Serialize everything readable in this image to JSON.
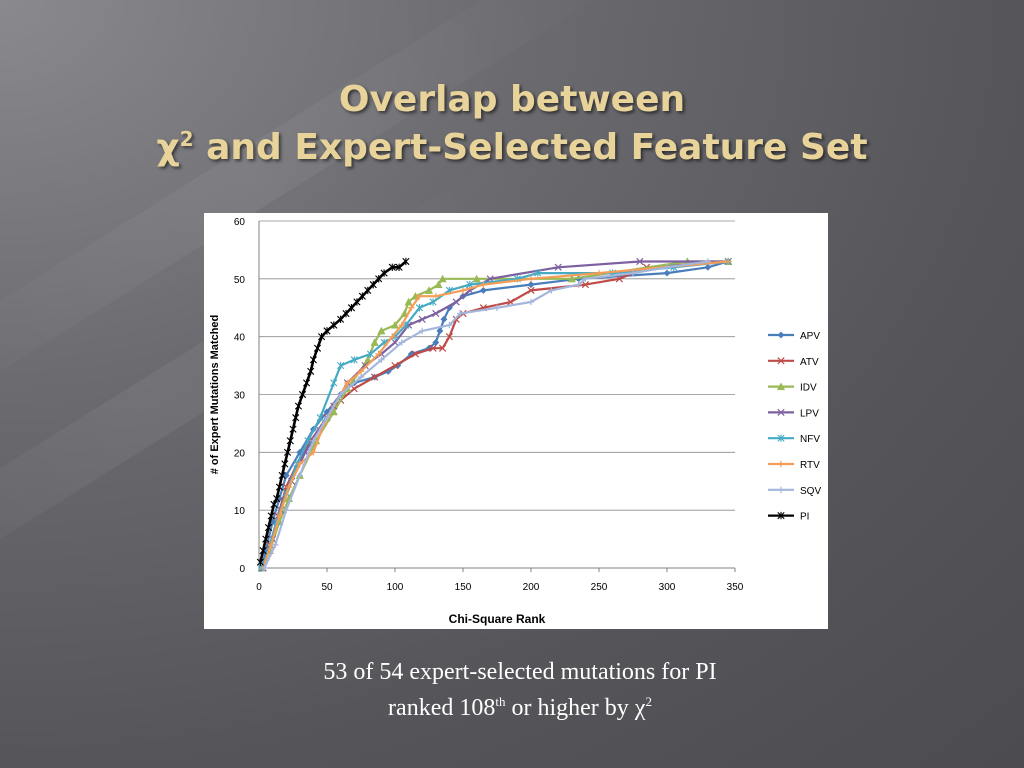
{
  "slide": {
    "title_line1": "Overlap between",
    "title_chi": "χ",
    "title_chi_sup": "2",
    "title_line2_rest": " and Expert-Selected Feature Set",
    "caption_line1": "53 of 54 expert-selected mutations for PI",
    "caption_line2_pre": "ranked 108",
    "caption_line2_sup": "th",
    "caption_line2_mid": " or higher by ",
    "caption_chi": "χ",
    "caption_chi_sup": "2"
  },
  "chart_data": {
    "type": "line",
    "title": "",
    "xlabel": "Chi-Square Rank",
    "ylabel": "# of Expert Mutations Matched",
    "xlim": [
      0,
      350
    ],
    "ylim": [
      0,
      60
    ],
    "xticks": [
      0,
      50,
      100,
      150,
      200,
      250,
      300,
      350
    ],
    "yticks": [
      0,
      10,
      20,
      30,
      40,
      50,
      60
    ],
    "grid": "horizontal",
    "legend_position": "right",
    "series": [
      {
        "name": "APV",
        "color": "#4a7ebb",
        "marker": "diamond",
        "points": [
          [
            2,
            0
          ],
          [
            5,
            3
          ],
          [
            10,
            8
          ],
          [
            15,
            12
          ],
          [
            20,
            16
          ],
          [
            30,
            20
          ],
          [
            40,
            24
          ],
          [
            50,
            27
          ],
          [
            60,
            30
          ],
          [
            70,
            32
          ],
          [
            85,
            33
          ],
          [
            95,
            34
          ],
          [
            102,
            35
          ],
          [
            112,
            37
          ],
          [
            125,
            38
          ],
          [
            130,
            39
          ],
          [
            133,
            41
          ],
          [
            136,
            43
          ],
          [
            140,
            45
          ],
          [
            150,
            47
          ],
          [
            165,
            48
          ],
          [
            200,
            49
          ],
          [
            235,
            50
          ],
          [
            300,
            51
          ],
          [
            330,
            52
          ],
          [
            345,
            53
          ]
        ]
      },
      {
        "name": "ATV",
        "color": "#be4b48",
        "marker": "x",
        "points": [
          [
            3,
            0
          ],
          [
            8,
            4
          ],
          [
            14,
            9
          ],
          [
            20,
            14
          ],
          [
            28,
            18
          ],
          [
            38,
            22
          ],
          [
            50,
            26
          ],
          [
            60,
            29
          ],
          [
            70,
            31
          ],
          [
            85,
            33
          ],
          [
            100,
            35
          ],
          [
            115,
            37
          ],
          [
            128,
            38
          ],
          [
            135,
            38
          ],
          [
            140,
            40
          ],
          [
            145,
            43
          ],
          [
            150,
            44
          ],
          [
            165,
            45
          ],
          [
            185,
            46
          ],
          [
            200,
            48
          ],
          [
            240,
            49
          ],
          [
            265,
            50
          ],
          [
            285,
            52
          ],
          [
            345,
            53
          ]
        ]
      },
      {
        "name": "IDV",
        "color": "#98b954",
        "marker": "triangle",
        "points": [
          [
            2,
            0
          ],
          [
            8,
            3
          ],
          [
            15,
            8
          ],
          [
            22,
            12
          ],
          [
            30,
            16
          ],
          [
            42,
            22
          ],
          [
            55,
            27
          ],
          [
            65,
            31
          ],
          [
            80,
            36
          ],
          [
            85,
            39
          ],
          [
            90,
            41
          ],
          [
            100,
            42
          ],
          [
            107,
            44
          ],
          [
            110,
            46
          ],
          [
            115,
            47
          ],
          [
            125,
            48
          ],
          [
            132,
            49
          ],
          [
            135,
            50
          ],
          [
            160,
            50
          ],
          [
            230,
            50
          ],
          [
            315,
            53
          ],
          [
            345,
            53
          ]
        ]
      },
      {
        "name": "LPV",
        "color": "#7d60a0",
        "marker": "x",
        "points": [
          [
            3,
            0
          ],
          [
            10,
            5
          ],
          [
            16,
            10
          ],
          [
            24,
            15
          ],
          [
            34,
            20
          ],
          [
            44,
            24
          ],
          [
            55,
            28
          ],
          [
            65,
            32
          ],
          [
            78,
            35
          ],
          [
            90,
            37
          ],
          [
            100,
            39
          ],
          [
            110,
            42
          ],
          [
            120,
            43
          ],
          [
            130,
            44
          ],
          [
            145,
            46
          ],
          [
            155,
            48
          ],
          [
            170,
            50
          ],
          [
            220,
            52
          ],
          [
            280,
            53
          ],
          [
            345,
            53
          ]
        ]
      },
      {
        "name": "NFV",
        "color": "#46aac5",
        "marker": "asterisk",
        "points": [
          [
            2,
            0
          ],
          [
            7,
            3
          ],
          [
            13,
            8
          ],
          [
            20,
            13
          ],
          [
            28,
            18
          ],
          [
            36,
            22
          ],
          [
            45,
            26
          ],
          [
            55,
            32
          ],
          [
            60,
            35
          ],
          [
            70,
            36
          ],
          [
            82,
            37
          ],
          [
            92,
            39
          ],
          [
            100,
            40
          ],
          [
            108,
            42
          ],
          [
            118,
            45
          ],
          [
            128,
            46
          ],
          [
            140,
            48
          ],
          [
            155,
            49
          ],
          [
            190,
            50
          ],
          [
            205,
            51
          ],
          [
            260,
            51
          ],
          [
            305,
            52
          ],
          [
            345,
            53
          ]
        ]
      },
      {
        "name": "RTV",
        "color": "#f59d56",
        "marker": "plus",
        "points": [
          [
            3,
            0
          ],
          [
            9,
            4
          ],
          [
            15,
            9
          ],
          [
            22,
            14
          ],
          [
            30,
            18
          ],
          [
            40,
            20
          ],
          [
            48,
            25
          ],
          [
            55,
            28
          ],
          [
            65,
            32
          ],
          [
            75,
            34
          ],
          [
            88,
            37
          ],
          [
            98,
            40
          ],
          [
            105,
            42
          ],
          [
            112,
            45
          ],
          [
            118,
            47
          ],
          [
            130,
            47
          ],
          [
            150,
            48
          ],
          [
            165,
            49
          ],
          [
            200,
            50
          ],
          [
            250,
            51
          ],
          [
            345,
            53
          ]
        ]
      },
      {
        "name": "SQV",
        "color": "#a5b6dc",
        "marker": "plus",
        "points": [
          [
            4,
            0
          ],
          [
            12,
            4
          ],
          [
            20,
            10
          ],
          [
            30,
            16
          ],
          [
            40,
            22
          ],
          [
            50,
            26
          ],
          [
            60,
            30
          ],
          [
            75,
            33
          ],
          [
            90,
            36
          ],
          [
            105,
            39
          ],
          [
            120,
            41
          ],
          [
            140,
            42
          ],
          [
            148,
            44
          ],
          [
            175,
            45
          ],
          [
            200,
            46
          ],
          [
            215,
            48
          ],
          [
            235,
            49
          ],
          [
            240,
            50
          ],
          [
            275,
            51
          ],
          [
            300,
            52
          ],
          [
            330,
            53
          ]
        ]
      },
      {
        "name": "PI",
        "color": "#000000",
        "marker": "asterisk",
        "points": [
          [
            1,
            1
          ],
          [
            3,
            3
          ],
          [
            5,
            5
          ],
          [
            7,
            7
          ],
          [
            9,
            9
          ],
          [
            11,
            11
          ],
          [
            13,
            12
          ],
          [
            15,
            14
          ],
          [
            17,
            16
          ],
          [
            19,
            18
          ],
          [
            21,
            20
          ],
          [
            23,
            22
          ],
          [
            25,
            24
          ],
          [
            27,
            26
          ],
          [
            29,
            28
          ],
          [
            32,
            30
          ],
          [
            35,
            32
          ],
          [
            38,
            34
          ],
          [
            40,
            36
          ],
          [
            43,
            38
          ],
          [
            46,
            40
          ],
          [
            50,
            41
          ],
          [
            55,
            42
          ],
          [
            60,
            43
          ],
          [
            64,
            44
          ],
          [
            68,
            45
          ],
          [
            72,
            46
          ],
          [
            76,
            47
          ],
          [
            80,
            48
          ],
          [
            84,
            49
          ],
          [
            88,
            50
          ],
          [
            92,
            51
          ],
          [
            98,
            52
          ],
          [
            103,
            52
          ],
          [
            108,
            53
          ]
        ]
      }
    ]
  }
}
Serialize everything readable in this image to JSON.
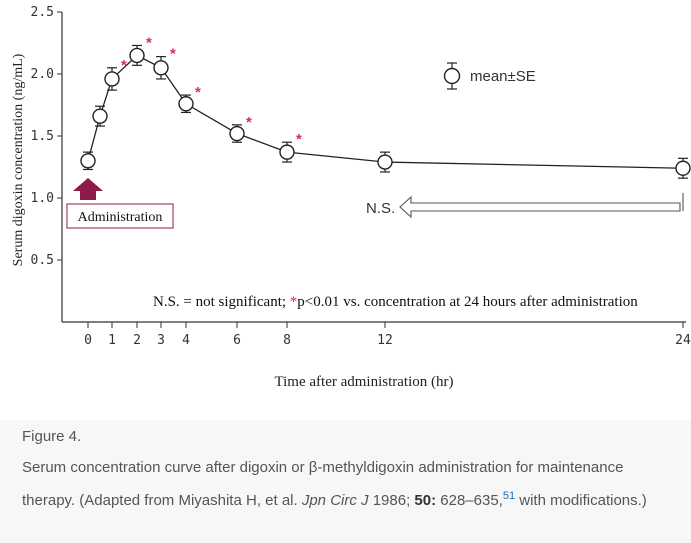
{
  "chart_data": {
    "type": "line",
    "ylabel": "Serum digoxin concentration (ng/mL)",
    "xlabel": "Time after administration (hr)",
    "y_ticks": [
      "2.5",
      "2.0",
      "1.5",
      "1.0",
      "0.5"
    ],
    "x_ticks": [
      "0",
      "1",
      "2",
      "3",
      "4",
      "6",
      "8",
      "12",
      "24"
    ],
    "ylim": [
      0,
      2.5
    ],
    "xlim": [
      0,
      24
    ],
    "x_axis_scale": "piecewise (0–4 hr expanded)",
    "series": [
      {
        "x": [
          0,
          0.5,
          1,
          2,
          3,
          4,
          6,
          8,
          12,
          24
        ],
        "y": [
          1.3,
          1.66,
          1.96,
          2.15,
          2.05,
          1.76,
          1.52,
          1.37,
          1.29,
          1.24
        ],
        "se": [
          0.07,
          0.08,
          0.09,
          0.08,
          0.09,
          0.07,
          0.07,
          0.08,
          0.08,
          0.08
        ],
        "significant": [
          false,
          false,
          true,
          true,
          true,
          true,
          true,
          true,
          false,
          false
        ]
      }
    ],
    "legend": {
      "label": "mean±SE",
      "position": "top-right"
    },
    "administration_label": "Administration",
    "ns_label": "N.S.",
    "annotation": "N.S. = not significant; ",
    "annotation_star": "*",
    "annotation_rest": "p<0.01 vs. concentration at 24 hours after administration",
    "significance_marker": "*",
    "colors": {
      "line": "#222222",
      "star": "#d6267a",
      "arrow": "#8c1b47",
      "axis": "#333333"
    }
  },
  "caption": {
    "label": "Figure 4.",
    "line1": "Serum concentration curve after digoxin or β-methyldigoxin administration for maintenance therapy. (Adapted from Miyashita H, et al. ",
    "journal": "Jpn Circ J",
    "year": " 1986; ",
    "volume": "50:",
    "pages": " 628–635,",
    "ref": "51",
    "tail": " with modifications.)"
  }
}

####################

Task objective: Above are some records. Report the number of their lines that include "right", and add nothing else.

Reply: 2